Written exercise: Filter the records below and copy every line containing the word "pencil".

Record extracts:
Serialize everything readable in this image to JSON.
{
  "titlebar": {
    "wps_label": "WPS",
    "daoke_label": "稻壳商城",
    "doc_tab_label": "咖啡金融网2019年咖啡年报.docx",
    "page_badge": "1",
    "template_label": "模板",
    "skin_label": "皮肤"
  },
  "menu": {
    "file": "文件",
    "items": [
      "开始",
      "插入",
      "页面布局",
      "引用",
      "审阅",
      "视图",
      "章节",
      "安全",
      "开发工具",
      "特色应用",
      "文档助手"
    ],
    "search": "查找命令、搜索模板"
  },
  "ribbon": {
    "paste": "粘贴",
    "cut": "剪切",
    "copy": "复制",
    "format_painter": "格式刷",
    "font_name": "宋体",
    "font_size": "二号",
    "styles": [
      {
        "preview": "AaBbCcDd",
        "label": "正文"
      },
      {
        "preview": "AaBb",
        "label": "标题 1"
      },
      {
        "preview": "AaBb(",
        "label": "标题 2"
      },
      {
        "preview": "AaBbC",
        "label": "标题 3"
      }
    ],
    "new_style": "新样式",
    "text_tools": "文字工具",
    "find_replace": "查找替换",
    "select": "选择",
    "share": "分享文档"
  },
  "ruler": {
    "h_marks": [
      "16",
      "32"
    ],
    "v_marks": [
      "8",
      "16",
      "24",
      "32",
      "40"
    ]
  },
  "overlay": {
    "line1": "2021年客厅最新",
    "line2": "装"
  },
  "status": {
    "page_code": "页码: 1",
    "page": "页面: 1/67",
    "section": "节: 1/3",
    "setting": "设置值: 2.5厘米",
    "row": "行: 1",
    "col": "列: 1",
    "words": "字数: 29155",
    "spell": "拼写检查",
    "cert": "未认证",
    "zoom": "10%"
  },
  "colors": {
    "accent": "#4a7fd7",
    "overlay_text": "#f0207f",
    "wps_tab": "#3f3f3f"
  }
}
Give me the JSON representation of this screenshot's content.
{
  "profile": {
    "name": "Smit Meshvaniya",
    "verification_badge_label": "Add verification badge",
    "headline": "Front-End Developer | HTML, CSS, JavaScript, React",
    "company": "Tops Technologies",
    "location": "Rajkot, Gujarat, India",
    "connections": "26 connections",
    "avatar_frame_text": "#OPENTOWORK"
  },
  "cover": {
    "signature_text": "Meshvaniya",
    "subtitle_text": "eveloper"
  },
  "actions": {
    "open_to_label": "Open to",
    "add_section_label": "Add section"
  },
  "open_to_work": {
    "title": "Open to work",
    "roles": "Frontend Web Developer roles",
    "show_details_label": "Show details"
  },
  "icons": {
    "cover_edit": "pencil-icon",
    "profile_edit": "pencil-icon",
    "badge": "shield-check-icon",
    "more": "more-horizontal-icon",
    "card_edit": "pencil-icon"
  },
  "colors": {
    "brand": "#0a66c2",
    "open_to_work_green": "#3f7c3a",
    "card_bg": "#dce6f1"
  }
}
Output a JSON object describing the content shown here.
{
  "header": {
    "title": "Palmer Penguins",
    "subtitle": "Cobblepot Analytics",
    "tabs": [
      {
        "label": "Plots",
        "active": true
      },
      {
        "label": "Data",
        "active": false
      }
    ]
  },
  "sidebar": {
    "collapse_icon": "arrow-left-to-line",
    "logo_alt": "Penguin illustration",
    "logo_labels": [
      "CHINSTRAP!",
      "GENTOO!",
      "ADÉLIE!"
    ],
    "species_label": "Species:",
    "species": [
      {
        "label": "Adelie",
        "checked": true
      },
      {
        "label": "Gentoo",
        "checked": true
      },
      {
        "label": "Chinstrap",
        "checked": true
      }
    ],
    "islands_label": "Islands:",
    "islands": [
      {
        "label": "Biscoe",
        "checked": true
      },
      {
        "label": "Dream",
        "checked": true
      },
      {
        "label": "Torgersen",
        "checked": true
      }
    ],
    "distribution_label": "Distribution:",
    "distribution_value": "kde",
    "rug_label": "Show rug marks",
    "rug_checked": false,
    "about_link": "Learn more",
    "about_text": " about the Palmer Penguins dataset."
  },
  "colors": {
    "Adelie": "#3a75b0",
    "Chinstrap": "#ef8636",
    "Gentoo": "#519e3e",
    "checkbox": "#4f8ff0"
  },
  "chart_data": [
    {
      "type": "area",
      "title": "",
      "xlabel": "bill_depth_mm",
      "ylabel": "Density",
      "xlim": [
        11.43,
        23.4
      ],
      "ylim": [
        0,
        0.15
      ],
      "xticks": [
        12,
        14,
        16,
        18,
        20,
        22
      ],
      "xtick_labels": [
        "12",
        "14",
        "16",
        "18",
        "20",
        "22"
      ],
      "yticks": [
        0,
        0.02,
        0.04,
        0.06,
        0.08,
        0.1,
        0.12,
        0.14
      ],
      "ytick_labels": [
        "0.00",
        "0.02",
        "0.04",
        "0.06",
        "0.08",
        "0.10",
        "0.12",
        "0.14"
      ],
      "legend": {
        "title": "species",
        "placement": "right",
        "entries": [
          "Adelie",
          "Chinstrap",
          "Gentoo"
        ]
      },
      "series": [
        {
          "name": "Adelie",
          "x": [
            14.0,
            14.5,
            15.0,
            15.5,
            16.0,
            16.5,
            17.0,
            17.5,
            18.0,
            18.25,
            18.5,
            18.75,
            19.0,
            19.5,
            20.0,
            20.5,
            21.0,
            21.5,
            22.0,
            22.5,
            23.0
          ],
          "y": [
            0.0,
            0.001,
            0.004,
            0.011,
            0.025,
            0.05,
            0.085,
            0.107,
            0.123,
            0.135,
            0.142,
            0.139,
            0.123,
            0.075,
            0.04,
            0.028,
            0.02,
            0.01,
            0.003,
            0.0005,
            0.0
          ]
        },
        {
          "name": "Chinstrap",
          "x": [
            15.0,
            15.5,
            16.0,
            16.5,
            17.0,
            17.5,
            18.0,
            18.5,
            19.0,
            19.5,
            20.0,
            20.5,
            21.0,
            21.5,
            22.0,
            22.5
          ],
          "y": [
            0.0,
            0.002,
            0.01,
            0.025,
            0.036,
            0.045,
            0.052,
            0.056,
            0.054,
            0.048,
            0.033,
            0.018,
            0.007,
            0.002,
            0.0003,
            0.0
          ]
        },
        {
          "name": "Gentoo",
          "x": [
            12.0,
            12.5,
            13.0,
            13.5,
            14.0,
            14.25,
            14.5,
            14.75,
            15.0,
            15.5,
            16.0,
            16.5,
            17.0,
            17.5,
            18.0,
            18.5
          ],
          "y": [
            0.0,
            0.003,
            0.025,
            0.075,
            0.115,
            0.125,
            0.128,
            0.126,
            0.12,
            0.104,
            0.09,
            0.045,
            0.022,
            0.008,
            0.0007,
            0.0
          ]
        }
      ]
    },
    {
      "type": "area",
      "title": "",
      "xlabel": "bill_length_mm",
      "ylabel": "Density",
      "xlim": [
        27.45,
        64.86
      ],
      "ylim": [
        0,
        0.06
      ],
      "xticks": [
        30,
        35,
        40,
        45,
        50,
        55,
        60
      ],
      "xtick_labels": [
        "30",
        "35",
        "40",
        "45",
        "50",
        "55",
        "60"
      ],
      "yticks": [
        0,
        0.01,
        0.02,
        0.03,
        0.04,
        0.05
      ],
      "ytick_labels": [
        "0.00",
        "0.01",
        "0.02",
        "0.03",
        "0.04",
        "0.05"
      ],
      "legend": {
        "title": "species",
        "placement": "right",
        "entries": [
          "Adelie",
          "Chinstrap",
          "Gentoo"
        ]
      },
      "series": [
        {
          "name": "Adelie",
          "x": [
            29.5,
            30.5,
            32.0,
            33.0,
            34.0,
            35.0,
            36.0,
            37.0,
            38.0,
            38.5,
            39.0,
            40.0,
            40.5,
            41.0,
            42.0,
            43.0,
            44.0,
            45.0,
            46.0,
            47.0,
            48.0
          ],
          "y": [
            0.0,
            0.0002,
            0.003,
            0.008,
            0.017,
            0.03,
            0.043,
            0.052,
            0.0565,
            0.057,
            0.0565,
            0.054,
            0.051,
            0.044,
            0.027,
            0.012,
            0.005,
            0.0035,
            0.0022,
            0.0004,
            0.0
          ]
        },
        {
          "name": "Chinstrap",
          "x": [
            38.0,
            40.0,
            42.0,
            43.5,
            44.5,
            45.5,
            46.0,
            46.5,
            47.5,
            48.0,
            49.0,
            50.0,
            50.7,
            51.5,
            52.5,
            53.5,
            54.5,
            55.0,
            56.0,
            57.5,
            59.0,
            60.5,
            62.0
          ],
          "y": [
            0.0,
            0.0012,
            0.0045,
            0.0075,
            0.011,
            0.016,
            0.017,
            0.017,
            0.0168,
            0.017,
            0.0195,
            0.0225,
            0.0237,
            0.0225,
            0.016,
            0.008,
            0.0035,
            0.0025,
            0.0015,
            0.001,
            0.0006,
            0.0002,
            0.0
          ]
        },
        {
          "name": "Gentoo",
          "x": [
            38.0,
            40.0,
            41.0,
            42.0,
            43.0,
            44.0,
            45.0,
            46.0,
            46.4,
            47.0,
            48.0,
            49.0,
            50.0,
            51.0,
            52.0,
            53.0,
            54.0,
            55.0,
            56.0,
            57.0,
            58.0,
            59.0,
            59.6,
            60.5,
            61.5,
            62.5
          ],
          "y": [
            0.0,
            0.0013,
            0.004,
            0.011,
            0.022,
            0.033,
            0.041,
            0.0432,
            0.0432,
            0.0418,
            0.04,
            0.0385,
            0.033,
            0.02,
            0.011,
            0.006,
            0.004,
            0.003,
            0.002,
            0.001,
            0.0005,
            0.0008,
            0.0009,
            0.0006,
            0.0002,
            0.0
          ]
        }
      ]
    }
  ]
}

Answer for this exercise:
    "cover_edit": "pencil-icon",
    "profile_edit": "pencil-icon",
    "card_edit": "pencil-icon"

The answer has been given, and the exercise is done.